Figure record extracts
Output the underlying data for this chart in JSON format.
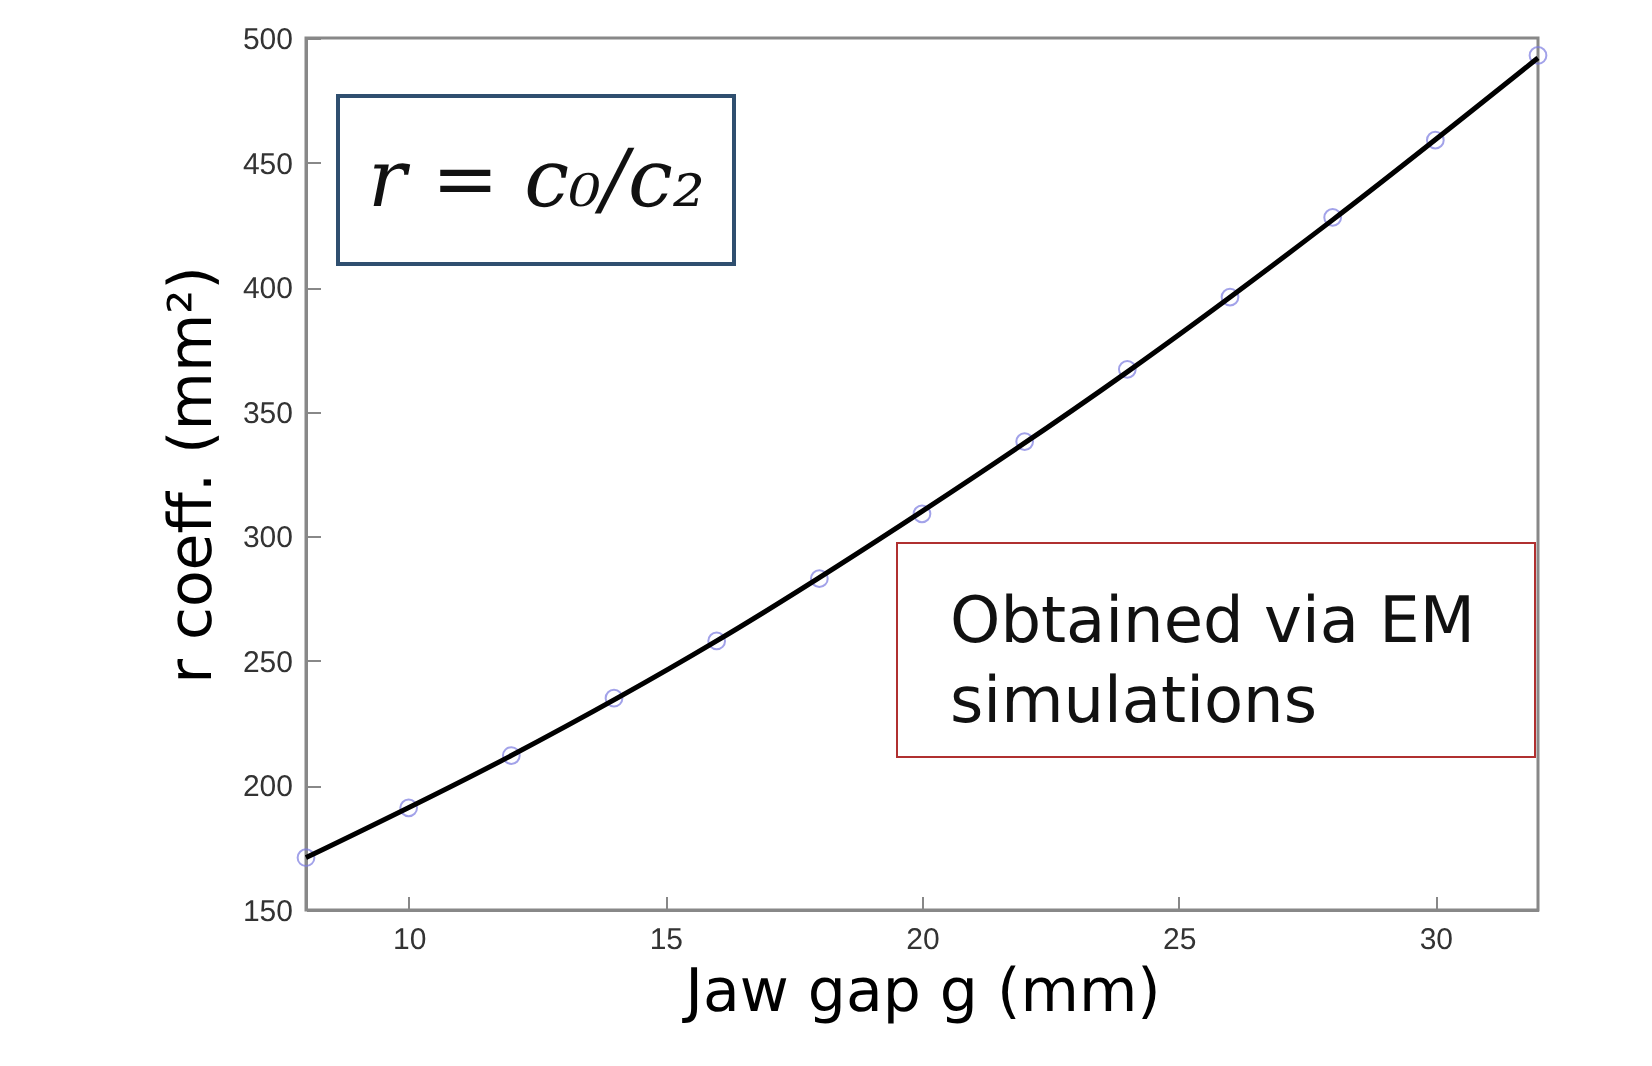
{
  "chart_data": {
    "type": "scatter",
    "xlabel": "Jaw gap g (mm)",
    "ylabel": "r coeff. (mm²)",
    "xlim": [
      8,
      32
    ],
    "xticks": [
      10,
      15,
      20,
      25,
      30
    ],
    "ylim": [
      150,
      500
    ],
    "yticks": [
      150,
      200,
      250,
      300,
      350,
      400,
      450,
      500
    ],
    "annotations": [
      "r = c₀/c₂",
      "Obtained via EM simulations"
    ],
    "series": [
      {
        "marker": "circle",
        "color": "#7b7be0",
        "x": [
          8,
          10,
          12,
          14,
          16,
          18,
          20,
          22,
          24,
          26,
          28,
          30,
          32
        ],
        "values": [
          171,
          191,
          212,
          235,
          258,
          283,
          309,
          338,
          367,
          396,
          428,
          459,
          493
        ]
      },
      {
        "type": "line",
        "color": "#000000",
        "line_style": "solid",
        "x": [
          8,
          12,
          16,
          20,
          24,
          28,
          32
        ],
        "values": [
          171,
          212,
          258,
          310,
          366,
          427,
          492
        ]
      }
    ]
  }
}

▸ WHAT IS ASKED: Restate the whole listing above exactly, please, omitting every image.

▸ THE COMPLETED TASK:
Output the underlying data for this chart in JSON format.
{
  "chart_data": {
    "type": "scatter",
    "xlabel": "Jaw gap g (mm)",
    "ylabel": "r coeff. (mm²)",
    "xlim": [
      8,
      32
    ],
    "xticks": [
      10,
      15,
      20,
      25,
      30
    ],
    "ylim": [
      150,
      500
    ],
    "yticks": [
      150,
      200,
      250,
      300,
      350,
      400,
      450,
      500
    ],
    "annotations": [
      "r = c₀/c₂",
      "Obtained via EM simulations"
    ],
    "series": [
      {
        "marker": "circle",
        "color": "#7b7be0",
        "x": [
          8,
          10,
          12,
          14,
          16,
          18,
          20,
          22,
          24,
          26,
          28,
          30,
          32
        ],
        "values": [
          171,
          191,
          212,
          235,
          258,
          283,
          309,
          338,
          367,
          396,
          428,
          459,
          493
        ]
      },
      {
        "type": "line",
        "color": "#000000",
        "line_style": "solid",
        "x": [
          8,
          12,
          16,
          20,
          24,
          28,
          32
        ],
        "values": [
          171,
          212,
          258,
          310,
          366,
          427,
          492
        ]
      }
    ]
  }
}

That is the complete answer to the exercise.